══ Information provided

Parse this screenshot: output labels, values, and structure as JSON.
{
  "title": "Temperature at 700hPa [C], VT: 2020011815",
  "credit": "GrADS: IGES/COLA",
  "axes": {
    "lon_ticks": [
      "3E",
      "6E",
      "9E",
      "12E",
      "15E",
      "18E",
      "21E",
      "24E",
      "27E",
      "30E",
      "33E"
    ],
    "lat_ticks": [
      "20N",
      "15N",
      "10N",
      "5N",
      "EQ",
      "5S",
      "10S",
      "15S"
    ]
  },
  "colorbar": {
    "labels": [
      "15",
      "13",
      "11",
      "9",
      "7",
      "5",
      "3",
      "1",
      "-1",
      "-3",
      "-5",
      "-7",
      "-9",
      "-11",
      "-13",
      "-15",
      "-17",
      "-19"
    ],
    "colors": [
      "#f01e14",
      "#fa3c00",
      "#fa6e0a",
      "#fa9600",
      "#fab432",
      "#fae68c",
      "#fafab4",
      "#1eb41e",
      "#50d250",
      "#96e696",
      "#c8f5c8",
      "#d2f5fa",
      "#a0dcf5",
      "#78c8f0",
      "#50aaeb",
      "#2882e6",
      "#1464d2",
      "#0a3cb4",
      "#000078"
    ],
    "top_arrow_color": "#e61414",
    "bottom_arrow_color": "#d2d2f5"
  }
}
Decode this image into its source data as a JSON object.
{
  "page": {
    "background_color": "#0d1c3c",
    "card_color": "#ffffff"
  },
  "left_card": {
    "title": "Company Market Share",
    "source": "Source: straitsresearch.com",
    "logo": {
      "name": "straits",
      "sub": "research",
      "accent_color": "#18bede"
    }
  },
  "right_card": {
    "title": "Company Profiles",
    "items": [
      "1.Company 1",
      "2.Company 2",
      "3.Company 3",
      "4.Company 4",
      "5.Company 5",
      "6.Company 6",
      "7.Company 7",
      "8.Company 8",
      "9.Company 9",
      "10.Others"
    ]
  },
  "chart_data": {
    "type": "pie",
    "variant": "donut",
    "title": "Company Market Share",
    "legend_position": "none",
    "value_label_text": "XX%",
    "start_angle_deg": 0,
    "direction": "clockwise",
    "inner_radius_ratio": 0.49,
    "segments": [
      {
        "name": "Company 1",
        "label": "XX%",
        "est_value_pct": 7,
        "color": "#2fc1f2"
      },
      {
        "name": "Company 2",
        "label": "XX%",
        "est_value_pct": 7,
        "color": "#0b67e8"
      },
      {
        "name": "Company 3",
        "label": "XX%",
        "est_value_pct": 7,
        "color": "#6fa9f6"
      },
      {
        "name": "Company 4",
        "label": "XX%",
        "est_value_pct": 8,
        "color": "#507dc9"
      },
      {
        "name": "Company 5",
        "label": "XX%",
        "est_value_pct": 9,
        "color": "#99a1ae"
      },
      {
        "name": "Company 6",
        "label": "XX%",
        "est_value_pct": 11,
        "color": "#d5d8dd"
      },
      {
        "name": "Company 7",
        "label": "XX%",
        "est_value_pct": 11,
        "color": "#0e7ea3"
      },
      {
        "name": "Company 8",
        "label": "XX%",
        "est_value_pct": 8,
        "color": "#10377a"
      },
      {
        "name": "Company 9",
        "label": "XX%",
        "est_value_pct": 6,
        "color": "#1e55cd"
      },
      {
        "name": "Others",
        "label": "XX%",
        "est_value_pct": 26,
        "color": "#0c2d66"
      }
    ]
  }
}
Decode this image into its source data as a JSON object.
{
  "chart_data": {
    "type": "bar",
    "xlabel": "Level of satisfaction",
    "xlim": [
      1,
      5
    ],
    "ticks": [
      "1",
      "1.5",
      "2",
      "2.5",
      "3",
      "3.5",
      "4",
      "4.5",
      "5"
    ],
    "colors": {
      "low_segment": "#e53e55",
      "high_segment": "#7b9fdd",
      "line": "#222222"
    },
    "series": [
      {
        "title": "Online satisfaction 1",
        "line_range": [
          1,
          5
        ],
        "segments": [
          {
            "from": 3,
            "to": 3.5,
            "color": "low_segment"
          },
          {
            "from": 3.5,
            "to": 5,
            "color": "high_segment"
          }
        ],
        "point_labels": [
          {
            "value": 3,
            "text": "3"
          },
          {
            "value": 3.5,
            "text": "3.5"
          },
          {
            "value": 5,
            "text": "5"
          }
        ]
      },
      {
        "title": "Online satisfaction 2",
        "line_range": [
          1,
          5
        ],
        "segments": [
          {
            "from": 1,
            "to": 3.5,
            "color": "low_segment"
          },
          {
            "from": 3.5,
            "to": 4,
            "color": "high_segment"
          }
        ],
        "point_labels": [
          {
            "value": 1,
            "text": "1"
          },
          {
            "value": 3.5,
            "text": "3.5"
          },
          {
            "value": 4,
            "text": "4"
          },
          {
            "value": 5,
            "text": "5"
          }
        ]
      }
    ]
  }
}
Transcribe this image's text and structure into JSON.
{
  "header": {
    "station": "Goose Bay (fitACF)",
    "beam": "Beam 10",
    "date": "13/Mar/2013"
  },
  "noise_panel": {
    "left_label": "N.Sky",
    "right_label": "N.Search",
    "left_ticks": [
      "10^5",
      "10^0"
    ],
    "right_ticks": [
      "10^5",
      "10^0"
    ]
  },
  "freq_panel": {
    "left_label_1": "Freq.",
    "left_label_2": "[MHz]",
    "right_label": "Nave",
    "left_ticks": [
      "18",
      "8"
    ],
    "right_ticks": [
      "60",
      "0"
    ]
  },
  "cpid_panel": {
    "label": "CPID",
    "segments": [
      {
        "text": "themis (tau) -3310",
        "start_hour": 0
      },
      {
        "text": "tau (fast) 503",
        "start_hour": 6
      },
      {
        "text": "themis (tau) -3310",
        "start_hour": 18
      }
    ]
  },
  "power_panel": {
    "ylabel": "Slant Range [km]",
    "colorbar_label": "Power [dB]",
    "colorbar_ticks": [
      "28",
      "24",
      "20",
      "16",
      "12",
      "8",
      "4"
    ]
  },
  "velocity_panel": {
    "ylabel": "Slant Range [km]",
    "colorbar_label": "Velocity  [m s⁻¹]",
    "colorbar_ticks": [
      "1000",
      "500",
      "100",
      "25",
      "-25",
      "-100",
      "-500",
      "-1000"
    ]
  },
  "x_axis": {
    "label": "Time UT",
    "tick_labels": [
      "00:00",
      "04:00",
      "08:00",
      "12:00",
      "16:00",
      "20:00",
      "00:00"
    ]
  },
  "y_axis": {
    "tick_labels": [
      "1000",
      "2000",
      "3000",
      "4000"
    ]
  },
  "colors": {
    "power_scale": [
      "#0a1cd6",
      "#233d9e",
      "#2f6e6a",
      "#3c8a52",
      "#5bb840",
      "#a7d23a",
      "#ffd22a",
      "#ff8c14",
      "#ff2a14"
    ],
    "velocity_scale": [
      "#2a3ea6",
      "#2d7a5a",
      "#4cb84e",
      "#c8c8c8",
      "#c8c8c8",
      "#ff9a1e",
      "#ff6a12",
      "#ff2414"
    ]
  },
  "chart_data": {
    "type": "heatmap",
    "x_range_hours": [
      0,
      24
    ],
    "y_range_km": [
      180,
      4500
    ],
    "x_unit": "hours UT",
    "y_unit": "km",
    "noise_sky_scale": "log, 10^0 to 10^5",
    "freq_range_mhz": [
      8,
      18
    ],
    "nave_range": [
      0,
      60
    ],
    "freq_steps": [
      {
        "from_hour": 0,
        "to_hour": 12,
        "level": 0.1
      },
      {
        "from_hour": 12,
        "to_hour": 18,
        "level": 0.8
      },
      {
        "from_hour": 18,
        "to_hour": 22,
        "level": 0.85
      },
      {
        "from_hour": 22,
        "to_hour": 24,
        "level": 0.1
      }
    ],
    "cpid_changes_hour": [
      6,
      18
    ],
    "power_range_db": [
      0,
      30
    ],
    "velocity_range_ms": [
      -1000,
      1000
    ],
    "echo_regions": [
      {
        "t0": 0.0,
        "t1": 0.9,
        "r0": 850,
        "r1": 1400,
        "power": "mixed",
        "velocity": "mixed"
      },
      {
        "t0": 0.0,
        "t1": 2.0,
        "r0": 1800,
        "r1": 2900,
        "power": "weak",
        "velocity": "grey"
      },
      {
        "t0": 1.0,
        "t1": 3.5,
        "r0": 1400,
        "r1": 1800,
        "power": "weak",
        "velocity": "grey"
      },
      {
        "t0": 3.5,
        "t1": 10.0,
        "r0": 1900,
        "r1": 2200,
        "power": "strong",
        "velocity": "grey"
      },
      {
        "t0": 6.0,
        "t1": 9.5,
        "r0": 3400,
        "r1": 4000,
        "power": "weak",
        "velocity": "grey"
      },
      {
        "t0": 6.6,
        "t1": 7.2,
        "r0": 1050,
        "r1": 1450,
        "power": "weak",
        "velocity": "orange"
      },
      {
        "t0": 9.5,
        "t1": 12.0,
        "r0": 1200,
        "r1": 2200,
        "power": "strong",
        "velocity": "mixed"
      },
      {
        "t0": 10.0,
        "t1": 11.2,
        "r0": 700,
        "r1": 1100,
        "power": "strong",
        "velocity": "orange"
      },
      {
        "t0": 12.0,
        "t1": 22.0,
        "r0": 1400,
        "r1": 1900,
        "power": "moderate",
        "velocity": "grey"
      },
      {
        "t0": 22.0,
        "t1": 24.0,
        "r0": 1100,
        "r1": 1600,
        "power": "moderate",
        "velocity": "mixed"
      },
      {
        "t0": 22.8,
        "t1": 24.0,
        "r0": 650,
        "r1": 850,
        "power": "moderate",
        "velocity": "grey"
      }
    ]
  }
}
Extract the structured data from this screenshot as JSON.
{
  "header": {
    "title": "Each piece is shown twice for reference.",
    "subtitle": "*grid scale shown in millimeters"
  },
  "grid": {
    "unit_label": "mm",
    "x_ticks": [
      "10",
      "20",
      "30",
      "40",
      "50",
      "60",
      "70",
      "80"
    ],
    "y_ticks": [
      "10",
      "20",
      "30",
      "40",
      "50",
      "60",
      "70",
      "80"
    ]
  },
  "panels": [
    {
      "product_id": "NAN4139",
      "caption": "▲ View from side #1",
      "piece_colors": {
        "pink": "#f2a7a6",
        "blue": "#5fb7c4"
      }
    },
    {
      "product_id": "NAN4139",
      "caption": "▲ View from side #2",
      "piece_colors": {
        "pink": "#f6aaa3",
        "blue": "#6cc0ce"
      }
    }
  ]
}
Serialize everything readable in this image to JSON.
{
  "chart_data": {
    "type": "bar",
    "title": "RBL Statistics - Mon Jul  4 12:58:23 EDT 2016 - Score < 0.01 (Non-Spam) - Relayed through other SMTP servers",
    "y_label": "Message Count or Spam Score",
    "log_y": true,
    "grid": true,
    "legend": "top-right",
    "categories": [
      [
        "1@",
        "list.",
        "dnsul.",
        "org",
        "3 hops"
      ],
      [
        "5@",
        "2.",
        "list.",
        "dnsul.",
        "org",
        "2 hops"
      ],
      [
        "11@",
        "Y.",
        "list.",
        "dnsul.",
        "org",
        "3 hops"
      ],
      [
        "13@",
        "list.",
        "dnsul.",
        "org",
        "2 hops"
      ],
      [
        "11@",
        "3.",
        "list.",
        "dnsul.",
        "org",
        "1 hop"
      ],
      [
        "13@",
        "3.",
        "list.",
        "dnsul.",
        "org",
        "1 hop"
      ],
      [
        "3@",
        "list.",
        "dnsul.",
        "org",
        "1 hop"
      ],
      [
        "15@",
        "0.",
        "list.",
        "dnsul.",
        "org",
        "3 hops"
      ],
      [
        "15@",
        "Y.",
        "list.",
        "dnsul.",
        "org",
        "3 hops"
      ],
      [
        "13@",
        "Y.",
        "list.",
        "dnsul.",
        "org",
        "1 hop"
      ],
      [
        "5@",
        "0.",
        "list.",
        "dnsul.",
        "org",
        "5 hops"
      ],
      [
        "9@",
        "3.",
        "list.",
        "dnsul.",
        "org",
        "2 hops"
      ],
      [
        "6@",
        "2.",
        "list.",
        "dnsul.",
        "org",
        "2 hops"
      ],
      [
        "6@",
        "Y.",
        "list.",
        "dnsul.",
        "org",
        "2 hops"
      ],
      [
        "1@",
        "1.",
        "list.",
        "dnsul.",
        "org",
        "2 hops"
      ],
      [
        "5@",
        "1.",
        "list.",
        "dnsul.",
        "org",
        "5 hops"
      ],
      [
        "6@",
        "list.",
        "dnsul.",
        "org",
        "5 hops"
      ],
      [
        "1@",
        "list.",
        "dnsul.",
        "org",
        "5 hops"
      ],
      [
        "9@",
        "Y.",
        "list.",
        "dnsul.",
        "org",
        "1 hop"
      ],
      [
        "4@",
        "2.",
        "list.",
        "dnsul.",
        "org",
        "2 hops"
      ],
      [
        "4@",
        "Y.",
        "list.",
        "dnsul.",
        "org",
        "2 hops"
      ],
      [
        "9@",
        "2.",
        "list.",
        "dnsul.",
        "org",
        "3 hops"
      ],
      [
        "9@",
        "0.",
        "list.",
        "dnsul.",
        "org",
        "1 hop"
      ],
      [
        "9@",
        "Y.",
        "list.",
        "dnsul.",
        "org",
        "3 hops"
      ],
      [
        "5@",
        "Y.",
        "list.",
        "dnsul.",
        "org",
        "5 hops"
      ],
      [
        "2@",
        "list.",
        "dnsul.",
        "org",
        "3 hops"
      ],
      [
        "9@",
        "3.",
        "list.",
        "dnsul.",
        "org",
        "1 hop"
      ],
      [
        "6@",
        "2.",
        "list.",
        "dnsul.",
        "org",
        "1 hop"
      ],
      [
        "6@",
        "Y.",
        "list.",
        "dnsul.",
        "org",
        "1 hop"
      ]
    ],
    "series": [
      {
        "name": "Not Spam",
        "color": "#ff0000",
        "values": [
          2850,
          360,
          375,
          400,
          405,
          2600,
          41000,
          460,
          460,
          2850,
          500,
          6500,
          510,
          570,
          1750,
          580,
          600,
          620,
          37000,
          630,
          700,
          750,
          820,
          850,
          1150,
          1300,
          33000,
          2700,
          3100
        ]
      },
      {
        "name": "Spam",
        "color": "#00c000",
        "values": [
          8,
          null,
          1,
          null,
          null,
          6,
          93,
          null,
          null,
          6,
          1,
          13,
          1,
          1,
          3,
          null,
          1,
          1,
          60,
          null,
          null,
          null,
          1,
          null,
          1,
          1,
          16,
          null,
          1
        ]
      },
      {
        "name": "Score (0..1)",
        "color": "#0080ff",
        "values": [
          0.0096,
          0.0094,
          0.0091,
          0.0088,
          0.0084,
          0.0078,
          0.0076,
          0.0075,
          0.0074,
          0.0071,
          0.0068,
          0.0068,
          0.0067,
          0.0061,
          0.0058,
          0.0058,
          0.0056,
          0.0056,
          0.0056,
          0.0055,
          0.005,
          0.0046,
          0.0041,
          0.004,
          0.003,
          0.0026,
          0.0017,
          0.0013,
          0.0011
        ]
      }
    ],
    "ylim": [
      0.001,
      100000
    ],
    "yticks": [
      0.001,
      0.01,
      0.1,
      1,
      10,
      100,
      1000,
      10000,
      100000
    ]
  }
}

════

Goal:
The answer is the number of lines in the preceding material that hold "this"; write that number and nothing else.

Solution to the problem:
6